Count every line that holds the string "责任科室", and report the number alone.

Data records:
####
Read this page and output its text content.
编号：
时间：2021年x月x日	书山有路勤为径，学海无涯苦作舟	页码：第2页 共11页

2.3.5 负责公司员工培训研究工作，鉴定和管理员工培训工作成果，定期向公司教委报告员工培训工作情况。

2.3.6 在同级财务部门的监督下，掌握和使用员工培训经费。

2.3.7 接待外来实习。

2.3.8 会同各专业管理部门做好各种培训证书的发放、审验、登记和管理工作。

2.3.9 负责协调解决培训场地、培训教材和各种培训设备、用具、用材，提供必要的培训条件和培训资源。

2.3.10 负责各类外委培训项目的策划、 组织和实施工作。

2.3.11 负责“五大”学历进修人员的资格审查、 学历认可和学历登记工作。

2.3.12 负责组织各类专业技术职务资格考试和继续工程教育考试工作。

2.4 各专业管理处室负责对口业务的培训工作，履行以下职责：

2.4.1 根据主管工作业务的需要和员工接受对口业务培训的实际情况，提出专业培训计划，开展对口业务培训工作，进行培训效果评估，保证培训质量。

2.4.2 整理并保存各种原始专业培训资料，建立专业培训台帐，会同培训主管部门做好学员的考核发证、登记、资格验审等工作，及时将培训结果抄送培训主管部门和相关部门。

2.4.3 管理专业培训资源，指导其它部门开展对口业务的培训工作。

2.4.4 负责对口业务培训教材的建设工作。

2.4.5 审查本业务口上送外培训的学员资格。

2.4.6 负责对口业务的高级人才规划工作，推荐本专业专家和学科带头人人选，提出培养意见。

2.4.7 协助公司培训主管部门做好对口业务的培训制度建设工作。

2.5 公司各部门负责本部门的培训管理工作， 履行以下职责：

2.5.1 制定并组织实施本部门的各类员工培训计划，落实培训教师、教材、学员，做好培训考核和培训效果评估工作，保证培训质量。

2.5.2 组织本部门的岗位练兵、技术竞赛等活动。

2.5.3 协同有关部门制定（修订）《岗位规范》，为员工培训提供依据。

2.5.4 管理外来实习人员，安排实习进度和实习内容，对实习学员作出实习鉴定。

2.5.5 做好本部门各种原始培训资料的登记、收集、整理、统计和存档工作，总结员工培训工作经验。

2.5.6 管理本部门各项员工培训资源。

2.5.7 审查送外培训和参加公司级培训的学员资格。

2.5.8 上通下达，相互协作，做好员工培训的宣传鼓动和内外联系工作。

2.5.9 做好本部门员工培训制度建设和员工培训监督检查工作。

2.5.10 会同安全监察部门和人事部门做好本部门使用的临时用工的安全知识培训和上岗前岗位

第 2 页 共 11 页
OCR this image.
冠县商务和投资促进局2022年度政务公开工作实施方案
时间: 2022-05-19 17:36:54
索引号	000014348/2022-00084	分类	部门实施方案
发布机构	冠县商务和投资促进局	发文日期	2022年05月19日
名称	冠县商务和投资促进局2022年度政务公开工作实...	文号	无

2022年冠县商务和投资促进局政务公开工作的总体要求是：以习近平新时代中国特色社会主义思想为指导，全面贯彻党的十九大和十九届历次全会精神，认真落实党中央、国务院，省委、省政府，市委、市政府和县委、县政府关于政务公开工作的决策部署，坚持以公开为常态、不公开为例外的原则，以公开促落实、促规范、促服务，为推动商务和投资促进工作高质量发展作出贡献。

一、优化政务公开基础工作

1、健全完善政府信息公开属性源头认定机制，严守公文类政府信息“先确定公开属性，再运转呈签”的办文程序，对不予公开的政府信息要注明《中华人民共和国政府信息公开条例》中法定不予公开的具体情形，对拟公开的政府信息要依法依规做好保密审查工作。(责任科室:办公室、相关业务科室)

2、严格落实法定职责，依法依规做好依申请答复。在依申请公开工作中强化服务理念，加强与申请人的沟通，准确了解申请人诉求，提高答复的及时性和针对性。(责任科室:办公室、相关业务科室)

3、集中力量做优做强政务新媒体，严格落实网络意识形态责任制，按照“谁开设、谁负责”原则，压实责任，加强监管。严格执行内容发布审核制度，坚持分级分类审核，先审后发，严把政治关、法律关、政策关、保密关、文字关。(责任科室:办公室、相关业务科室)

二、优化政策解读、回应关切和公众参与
####
> [Answer to this problem]:
3